### BRANO DA LEGGERE
——————————

Ora provate a immaginare questo rigoroso esempio vivente di ordoliberalismo trovarsi a dover accettare come primo atto del suo ministero a elargire più o meno urbi et orbi il famigerato bonus da 80 euro per volere del suo presidente del Consiglio di allora, Matteo Renzi. «Oh Madonna santa, c...», avrà pensato dovendo in un sol colpo «buttare» 10 miliardi all'anno per una detrazione permanente che non figura nel catalogo delle sue opzioni di politica economica. «Ho una gran voglia di mollare, sto infangando trent'anni di onorata carriera», avrebbe confidato ai suoi familiari tre anni fa, stremato dalle continue frizioni con Matteo. Mentre uno studiava come effettuare la spending review partendo dai tagli alle detrazioni fiscali, l'altro lo costringeva a «ingoiare» mance e bonus vari. Mentre l'ottimo Pier Carlo andava a Bruxelles promettendo rigore sui conti e abbattimento del debito pubblico, l'altro proclamava a gran voce che il tempo dell'austerity era terminato e che ci voleva flessibilità. Figuratevi perciò che cosa avrà pensato leggendo le anticipazioni dell'ultimo libro di Renzi un economista che ha sempre proclamato: «Aumentare il deficit non porta più crescita».

Da quando a Palazzo Chigi c'è Paolo Gentiloni la situazione è complessivamente migliorata per Pier Carlo. Certo, le stilettate renziane sono diventate più dirette, ma alla fine è via XX Settembre che decide. L'Europa chiede la manovra correttiva? L'Italia fa la manovra correttiva e inizia a sterilizzare le clausole di salvaguardia aumentando la pressione fiscale (maggiori entrate per circa 5 miliardi), anche se Matteo protesta.

——————————

### RIGHE DI DATI
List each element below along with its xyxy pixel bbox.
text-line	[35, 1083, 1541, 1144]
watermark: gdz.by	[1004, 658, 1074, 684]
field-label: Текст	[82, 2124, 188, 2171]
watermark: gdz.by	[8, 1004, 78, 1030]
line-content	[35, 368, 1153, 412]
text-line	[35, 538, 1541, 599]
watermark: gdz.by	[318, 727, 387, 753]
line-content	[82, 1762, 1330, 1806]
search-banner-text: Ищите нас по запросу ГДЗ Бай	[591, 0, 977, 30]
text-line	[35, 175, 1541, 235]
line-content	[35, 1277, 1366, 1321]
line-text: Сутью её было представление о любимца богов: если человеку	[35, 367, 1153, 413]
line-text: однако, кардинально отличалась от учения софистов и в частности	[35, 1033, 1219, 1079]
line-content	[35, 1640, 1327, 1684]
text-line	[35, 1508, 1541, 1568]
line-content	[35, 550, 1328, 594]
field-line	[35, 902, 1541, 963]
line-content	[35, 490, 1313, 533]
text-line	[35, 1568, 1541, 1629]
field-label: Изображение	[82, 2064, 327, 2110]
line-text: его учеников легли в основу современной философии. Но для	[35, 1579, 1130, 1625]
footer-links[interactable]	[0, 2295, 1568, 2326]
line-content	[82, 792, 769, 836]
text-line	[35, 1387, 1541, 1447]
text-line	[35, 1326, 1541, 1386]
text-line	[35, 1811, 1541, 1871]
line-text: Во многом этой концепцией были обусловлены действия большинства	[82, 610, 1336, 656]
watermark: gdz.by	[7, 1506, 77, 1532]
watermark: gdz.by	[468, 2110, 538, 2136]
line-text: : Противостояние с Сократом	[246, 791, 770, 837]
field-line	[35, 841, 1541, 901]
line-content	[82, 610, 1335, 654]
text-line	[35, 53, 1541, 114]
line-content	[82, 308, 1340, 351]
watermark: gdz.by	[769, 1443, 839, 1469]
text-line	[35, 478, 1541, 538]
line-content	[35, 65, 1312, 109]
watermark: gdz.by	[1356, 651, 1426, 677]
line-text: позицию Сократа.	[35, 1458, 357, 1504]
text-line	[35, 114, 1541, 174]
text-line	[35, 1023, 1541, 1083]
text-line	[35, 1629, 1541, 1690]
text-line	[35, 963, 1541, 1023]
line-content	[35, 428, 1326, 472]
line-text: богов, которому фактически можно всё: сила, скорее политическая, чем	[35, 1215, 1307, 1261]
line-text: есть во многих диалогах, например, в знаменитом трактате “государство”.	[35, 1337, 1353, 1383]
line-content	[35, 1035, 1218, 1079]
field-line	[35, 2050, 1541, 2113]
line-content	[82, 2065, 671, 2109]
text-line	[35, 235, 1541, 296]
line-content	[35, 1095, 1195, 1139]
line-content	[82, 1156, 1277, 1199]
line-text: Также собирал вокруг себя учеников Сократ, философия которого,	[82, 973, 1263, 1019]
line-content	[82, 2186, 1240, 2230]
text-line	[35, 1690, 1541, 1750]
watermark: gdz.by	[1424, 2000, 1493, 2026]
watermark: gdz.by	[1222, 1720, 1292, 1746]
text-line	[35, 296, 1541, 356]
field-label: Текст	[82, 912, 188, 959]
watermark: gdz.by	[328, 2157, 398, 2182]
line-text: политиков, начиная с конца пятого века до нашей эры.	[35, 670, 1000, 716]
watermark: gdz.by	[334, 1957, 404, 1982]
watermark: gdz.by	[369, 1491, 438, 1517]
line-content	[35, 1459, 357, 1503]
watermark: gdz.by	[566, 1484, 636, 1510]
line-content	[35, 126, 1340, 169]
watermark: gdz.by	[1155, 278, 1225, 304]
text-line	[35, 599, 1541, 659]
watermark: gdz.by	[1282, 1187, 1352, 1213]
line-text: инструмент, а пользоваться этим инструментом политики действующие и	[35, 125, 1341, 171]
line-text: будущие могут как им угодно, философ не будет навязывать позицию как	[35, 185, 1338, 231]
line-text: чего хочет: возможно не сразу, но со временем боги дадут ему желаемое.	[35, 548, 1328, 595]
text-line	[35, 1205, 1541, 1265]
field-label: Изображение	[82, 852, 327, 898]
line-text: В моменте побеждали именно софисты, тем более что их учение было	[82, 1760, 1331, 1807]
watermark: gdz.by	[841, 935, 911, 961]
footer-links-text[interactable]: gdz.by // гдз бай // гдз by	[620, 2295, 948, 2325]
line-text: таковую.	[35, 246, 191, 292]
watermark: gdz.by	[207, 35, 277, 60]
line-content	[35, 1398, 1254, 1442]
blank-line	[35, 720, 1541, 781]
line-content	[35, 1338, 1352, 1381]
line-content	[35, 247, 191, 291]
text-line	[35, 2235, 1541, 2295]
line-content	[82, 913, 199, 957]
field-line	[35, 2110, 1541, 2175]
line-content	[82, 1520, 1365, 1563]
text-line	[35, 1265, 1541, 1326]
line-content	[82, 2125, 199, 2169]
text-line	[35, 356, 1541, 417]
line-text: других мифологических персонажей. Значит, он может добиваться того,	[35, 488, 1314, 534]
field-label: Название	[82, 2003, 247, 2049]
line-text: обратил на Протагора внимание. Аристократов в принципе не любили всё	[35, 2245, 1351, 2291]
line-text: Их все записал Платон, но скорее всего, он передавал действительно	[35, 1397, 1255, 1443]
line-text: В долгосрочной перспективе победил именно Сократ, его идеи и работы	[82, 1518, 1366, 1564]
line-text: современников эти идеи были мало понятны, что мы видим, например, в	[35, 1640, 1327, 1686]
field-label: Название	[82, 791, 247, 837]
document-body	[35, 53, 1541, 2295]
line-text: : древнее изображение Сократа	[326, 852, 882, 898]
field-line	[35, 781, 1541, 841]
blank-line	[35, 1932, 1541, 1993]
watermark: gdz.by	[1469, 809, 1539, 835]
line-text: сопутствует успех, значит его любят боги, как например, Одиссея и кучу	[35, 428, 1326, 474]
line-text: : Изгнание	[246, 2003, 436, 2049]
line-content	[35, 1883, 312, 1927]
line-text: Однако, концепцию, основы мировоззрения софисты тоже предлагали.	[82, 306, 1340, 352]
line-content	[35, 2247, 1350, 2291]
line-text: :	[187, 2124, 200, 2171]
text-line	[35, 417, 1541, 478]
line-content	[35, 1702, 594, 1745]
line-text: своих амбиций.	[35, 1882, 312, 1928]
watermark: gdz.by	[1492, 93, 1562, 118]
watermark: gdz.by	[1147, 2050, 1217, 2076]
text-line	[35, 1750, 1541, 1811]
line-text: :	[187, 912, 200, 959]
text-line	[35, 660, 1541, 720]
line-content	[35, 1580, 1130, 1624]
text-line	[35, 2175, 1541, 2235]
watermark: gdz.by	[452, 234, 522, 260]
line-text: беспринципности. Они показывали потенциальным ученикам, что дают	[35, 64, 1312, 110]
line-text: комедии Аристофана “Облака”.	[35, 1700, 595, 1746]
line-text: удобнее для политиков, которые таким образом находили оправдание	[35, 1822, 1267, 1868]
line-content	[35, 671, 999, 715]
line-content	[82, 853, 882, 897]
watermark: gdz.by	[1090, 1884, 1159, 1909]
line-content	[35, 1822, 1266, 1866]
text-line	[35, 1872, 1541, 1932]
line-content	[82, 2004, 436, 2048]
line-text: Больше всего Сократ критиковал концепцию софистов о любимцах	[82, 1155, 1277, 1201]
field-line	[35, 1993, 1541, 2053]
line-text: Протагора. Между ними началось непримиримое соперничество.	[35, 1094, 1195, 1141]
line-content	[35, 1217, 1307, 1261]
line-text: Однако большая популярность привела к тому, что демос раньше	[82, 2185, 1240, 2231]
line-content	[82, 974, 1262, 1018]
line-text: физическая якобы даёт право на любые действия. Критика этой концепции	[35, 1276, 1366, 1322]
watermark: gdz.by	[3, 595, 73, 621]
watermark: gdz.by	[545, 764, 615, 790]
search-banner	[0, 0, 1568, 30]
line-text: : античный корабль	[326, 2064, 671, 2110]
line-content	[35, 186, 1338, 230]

——————————

### CONSEGNA A
Elenchi tutti i luoghi designati con un nome proprio nel brano da leggere.
### CONSEGNA B
Riscriva le righe di dati dalla prima fino a quella che contiene "search-banner-text: Ищите нас", entrambe incluse, mettendo "filigrana" al posto di "watermark" e lasciando invariato tutto il resto; riporti soltanto queste righe.
Il brano da leggere e le righe di dati non hanno alcun legame tra loro.

### SOLUZIONE A
Bruxelles, Palazzo Chigi, via XX Settembre, Europa, Italia

### SOLUZIONE B
List each element below along with its xyxy pixel bbox.
text-line	[35, 1083, 1541, 1144]
filigrana: gdz.by	[1004, 658, 1074, 684]
field-label: Текст	[82, 2124, 188, 2171]
filigrana: gdz.by	[8, 1004, 78, 1030]
line-content	[35, 368, 1153, 412]
text-line	[35, 538, 1541, 599]
filigrana: gdz.by	[318, 727, 387, 753]
line-content	[82, 1762, 1330, 1806]
search-banner-text: Ищите нас по запросу ГДЗ Бай	[591, 0, 977, 30]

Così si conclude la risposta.